Dataset rows:
+++
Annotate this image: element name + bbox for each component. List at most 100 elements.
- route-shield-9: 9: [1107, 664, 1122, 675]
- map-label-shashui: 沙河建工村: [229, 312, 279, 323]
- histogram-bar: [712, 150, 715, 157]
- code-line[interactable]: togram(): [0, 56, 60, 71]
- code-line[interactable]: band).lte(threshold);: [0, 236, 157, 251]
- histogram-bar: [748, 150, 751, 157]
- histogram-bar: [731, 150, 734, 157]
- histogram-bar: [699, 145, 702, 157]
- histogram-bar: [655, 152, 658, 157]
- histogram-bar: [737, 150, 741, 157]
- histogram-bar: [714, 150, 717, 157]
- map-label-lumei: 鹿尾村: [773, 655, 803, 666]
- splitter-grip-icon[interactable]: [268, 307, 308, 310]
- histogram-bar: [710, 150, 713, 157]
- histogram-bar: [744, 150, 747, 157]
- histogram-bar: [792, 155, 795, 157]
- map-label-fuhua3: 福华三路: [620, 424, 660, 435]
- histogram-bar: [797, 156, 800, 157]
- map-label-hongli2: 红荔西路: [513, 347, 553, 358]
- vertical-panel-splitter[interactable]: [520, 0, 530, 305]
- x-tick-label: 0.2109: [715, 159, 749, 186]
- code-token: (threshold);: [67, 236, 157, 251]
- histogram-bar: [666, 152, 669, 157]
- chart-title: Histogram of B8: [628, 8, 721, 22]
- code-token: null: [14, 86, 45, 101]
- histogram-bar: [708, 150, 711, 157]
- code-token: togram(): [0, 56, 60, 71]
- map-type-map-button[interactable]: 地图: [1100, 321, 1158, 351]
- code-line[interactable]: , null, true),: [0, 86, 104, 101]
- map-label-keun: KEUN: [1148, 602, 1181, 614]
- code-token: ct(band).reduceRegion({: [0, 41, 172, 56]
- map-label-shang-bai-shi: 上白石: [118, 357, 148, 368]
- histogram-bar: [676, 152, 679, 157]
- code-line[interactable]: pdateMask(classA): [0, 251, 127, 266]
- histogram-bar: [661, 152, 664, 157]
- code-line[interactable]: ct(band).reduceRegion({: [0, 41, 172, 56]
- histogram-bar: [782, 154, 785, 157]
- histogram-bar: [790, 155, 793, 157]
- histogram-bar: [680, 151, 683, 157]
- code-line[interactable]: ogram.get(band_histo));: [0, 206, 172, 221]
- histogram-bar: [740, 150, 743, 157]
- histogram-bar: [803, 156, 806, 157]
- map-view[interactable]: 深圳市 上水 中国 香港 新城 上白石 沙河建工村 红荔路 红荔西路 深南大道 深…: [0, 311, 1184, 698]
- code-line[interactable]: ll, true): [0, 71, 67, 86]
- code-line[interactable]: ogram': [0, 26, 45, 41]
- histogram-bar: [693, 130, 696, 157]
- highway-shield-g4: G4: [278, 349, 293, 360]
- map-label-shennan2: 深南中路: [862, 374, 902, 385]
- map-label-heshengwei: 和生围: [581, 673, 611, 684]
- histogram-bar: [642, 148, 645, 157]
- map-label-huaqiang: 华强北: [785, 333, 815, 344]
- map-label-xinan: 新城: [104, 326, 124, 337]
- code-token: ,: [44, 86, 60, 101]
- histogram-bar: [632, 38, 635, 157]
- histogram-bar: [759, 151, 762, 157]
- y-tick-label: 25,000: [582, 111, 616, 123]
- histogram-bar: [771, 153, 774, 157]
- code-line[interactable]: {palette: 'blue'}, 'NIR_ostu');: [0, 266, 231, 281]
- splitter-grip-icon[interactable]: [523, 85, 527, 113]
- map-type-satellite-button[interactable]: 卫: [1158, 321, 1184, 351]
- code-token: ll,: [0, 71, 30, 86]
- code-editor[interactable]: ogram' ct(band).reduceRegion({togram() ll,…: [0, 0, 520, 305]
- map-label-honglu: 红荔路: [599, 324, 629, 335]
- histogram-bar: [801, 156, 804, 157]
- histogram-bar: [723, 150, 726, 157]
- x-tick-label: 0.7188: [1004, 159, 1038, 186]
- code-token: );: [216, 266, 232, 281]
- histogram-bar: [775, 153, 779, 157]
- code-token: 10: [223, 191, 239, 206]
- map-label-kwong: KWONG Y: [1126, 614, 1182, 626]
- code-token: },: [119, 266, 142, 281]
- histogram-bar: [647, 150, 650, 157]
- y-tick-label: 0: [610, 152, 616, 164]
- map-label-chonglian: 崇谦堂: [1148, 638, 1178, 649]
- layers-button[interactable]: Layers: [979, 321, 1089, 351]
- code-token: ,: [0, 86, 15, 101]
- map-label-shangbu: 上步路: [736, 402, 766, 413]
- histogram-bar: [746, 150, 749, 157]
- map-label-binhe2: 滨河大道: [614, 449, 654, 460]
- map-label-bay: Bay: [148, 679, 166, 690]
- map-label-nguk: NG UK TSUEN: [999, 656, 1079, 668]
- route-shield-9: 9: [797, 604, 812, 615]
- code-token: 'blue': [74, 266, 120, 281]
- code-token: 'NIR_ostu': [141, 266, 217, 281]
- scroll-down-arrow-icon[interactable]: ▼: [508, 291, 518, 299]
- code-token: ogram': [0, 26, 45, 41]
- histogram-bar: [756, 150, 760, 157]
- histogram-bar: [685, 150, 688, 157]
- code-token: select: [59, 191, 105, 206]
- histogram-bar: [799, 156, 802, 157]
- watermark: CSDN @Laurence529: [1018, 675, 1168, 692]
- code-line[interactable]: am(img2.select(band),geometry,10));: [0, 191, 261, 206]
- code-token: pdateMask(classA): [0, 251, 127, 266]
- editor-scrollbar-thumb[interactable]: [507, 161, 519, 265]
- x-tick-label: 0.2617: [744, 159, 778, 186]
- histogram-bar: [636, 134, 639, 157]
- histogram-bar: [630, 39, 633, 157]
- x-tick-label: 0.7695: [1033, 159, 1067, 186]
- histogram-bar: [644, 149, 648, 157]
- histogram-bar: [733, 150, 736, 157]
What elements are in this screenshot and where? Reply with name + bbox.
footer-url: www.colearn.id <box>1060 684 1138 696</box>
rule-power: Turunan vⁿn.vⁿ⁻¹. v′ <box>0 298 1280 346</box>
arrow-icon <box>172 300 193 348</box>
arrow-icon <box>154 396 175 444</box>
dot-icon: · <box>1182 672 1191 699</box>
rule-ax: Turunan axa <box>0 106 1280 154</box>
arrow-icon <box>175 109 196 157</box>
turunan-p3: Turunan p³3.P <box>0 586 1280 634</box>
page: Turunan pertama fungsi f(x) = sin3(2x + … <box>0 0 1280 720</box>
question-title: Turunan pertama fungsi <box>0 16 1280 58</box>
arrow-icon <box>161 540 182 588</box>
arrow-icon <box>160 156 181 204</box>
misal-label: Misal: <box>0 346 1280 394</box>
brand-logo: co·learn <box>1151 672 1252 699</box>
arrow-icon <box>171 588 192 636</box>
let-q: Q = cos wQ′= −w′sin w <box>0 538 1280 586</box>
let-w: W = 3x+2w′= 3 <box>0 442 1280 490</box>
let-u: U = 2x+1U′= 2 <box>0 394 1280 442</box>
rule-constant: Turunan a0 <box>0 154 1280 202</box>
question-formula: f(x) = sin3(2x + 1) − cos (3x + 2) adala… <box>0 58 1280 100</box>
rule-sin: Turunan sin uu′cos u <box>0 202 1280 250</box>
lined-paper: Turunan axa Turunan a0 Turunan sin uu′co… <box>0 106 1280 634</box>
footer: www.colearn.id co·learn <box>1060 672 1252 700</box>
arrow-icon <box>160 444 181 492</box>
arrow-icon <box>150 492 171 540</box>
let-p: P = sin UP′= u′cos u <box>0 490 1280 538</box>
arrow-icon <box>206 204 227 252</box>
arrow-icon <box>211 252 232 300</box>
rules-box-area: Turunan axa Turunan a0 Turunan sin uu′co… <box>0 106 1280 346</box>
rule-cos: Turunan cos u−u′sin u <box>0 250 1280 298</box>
+++
Problem description: Write the lines from the first one down to and including the line containing "- histogram-bar: [731, 150, 734, 157]" as a JSON list of strings, with one string per line and blank lines omitted.

Worked answer:
[
  "Annotate this image: element name + bbox for each component. List at most 100 elements.",
  "- route-shield-9: 9: [1107, 664, 1122, 675]",
  "- map-label-shashui: 沙河建工村: [229, 312, 279, 323]",
  "- histogram-bar: [712, 150, 715, 157]",
  "- code-line[interactable]: togram(): [0, 56, 60, 71]",
  "- code-line[interactable]: band).lte(threshold);: [0, 236, 157, 251]",
  "- histogram-bar: [748, 150, 751, 157]",
  "- histogram-bar: [731, 150, 734, 157]"
]